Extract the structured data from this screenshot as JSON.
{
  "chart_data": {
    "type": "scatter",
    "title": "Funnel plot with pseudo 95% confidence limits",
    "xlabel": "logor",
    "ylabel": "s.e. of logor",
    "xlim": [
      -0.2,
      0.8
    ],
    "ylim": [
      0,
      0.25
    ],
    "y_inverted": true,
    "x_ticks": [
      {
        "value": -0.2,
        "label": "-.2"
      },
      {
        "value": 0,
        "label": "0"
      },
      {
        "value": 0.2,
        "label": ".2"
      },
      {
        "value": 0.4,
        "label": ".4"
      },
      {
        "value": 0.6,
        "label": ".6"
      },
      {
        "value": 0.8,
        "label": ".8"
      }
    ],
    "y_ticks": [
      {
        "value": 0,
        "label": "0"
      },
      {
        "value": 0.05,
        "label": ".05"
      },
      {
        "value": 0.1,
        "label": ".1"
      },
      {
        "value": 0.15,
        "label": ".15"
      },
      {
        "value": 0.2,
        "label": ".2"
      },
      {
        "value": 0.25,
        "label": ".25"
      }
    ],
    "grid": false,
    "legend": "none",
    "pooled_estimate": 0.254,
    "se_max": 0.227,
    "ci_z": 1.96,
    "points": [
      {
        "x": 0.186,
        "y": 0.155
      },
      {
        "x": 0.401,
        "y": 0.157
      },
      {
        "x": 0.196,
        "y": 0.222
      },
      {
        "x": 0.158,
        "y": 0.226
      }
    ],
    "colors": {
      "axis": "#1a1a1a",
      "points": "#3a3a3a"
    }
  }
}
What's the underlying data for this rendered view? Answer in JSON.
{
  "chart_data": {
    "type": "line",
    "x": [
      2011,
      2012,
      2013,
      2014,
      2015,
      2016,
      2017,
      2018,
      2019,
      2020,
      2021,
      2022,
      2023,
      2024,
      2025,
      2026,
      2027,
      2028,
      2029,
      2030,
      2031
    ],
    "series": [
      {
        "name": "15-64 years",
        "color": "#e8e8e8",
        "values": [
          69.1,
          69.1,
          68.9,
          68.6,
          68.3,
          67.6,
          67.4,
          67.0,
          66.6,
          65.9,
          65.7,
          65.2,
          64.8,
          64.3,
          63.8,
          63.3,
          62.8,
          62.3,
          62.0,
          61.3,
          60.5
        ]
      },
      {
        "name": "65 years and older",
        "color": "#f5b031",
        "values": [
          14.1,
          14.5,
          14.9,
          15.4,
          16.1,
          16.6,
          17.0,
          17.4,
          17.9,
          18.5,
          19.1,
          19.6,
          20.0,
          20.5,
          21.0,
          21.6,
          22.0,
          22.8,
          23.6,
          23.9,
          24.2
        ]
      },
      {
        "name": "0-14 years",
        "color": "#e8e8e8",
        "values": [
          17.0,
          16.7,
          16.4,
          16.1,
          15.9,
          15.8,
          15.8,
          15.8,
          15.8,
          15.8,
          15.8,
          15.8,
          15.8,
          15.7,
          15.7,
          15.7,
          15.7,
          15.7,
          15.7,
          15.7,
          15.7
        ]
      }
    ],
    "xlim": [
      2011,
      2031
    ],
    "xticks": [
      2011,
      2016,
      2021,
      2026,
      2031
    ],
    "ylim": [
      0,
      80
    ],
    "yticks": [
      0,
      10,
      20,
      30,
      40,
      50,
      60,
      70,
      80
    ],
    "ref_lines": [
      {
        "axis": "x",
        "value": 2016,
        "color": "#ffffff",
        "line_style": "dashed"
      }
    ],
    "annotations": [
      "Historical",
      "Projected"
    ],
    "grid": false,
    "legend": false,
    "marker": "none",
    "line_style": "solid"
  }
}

* [STATED GOAL]
Set down every line of the listing above again, exactly as given.

* [WORKED ANSWER]
Extract the structured data from this screenshot as JSON.
{
  "chart_data": {
    "type": "scatter",
    "title": "Funnel plot with pseudo 95% confidence limits",
    "xlabel": "logor",
    "ylabel": "s.e. of logor",
    "xlim": [
      -0.2,
      0.8
    ],
    "ylim": [
      0,
      0.25
    ],
    "y_inverted": true,
    "x_ticks": [
      {
        "value": -0.2,
        "label": "-.2"
      },
      {
        "value": 0,
        "label": "0"
      },
      {
        "value": 0.2,
        "label": ".2"
      },
      {
        "value": 0.4,
        "label": ".4"
      },
      {
        "value": 0.6,
        "label": ".6"
      },
      {
        "value": 0.8,
        "label": ".8"
      }
    ],
    "y_ticks": [
      {
        "value": 0,
        "label": "0"
      },
      {
        "value": 0.05,
        "label": ".05"
      },
      {
        "value": 0.1,
        "label": ".1"
      },
      {
        "value": 0.15,
        "label": ".15"
      },
      {
        "value": 0.2,
        "label": ".2"
      },
      {
        "value": 0.25,
        "label": ".25"
      }
    ],
    "grid": false,
    "legend": "none",
    "pooled_estimate": 0.254,
    "se_max": 0.227,
    "ci_z": 1.96,
    "points": [
      {
        "x": 0.186,
        "y": 0.155
      },
      {
        "x": 0.401,
        "y": 0.157
      },
      {
        "x": 0.196,
        "y": 0.222
      },
      {
        "x": 0.158,
        "y": 0.226
      }
    ],
    "colors": {
      "axis": "#1a1a1a",
      "points": "#3a3a3a"
    }
  }
}
What's the underlying data for this rendered view? Answer in JSON.
{
  "chart_data": {
    "type": "line",
    "x": [
      2011,
      2012,
      2013,
      2014,
      2015,
      2016,
      2017,
      2018,
      2019,
      2020,
      2021,
      2022,
      2023,
      2024,
      2025,
      2026,
      2027,
      2028,
      2029,
      2030,
      2031
    ],
    "series": [
      {
        "name": "15-64 years",
        "color": "#e8e8e8",
        "values": [
          69.1,
          69.1,
          68.9,
          68.6,
          68.3,
          67.6,
          67.4,
          67.0,
          66.6,
          65.9,
          65.7,
          65.2,
          64.8,
          64.3,
          63.8,
          63.3,
          62.8,
          62.3,
          62.0,
          61.3,
          60.5
        ]
      },
      {
        "name": "65 years and older",
        "color": "#f5b031",
        "values": [
          14.1,
          14.5,
          14.9,
          15.4,
          16.1,
          16.6,
          17.0,
          17.4,
          17.9,
          18.5,
          19.1,
          19.6,
          20.0,
          20.5,
          21.0,
          21.6,
          22.0,
          22.8,
          23.6,
          23.9,
          24.2
        ]
      },
      {
        "name": "0-14 years",
        "color": "#e8e8e8",
        "values": [
          17.0,
          16.7,
          16.4,
          16.1,
          15.9,
          15.8,
          15.8,
          15.8,
          15.8,
          15.8,
          15.8,
          15.8,
          15.8,
          15.7,
          15.7,
          15.7,
          15.7,
          15.7,
          15.7,
          15.7,
          15.7
        ]
      }
    ],
    "xlim": [
      2011,
      2031
    ],
    "xticks": [
      2011,
      2016,
      2021,
      2026,
      2031
    ],
    "ylim": [
      0,
      80
    ],
    "yticks": [
      0,
      10,
      20,
      30,
      40,
      50,
      60,
      70,
      80
    ],
    "ref_lines": [
      {
        "axis": "x",
        "value": 2016,
        "color": "#ffffff",
        "line_style": "dashed"
      }
    ],
    "annotations": [
      "Historical",
      "Projected"
    ],
    "grid": false,
    "legend": false,
    "marker": "none",
    "line_style": "solid"
  }
}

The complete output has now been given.